-- start --
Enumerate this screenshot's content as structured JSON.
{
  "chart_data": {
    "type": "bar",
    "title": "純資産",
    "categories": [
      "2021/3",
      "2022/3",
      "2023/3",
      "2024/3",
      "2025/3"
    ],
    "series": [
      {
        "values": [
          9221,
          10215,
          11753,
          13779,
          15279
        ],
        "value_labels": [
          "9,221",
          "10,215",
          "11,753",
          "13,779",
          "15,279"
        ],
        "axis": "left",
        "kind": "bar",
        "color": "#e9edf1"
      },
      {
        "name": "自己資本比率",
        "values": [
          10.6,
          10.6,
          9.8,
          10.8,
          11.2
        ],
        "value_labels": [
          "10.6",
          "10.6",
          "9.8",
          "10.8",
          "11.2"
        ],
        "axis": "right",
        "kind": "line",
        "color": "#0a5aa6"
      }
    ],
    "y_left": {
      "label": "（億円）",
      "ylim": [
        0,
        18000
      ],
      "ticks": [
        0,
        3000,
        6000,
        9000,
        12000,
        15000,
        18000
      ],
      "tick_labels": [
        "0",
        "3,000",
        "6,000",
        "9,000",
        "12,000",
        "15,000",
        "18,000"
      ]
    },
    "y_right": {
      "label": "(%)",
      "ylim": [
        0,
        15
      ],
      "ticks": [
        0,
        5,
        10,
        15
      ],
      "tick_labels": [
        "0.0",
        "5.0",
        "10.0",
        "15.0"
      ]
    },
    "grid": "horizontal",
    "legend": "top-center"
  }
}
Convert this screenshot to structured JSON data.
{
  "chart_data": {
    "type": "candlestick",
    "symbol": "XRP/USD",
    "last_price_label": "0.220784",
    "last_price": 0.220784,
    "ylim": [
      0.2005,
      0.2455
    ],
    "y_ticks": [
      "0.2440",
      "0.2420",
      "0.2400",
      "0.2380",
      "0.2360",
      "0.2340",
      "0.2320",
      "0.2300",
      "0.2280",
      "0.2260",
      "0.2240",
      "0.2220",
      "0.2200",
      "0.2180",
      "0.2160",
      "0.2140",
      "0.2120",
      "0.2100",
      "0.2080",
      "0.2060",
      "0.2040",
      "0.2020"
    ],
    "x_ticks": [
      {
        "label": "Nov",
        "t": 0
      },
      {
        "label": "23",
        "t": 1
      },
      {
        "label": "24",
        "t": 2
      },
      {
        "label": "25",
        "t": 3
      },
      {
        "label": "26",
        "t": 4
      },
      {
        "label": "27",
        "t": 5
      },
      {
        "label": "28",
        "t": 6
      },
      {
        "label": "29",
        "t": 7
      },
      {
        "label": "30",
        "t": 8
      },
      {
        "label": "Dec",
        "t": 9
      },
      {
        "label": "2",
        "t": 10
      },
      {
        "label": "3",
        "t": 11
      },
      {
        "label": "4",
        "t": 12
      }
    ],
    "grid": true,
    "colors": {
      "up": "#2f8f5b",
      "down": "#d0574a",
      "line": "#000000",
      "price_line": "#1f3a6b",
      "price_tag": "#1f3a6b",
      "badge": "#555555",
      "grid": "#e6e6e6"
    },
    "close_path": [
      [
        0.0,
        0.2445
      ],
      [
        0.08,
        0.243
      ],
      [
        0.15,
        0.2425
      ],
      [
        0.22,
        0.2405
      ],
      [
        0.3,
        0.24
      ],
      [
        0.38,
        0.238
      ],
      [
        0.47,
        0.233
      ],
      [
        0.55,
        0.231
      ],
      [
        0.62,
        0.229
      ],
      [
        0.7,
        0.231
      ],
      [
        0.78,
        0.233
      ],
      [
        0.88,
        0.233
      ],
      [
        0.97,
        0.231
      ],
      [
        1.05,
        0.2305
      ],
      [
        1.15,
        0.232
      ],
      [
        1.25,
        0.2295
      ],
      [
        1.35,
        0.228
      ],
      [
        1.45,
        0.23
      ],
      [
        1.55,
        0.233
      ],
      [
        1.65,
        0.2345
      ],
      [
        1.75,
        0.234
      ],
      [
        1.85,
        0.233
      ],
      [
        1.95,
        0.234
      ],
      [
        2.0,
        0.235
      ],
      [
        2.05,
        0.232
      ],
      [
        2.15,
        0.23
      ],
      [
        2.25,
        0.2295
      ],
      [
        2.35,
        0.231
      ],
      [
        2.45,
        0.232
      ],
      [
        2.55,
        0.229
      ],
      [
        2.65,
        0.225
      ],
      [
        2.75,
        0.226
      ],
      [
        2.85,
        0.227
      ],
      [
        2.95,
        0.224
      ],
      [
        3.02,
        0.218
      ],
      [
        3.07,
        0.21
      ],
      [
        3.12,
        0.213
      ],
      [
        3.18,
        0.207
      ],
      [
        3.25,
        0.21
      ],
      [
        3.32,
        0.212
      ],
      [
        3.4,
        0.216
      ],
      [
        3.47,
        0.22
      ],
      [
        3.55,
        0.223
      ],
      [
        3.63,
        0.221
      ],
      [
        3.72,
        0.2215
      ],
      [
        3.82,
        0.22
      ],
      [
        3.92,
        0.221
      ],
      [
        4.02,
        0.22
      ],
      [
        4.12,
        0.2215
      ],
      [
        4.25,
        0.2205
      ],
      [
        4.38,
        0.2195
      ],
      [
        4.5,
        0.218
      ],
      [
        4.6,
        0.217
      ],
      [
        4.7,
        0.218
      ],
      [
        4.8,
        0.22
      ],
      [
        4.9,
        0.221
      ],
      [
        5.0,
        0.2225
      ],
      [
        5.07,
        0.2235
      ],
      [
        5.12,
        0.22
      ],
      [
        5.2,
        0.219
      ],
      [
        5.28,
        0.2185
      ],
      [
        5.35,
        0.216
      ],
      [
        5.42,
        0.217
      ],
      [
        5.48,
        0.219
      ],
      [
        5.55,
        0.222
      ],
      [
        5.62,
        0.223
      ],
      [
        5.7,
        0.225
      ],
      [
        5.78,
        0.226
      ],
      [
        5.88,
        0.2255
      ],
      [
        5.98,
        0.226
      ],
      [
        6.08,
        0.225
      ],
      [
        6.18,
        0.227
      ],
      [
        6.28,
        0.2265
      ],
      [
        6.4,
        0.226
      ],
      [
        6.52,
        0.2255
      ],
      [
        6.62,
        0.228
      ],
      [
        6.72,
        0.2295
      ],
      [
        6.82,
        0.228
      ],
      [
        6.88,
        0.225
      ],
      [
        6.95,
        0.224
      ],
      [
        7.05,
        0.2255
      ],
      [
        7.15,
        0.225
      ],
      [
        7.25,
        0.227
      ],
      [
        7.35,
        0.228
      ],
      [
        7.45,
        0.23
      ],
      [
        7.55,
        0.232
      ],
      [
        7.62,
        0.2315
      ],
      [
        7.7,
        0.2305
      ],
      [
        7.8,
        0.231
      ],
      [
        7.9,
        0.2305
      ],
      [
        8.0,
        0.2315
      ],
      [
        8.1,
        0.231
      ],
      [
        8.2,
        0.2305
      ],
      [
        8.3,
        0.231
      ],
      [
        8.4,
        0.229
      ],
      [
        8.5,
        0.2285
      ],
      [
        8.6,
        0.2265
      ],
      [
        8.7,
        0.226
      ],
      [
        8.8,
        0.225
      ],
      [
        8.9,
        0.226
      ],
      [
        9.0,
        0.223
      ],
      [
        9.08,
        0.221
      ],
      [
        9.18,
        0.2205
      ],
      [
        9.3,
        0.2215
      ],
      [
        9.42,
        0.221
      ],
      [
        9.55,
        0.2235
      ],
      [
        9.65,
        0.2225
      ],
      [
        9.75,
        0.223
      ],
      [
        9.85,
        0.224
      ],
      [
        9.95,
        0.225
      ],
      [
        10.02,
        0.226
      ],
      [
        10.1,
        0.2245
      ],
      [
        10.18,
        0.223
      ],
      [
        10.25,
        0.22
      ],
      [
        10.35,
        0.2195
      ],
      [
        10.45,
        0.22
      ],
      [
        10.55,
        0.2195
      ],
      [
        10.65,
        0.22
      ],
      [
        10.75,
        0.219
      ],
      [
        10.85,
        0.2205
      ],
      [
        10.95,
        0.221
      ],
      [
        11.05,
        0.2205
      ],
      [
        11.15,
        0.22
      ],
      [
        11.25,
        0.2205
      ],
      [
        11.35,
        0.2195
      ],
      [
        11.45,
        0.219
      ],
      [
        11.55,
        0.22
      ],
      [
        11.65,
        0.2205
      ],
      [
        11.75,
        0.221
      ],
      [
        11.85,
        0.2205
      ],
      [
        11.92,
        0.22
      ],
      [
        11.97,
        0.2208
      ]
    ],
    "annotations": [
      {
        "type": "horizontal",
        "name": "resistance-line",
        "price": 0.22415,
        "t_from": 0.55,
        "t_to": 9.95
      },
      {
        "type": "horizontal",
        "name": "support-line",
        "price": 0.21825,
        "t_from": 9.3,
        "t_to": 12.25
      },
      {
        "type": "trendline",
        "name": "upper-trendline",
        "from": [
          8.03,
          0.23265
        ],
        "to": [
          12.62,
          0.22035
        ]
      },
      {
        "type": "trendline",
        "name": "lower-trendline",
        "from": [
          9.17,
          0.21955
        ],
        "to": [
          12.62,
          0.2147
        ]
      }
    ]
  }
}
-- end --
What the task requires = Among the entries above, identify all lines with "this" and copy them.

Solution =
Enumerate this screenshot's content as structured JSON.
Convert this screenshot to structured JSON data.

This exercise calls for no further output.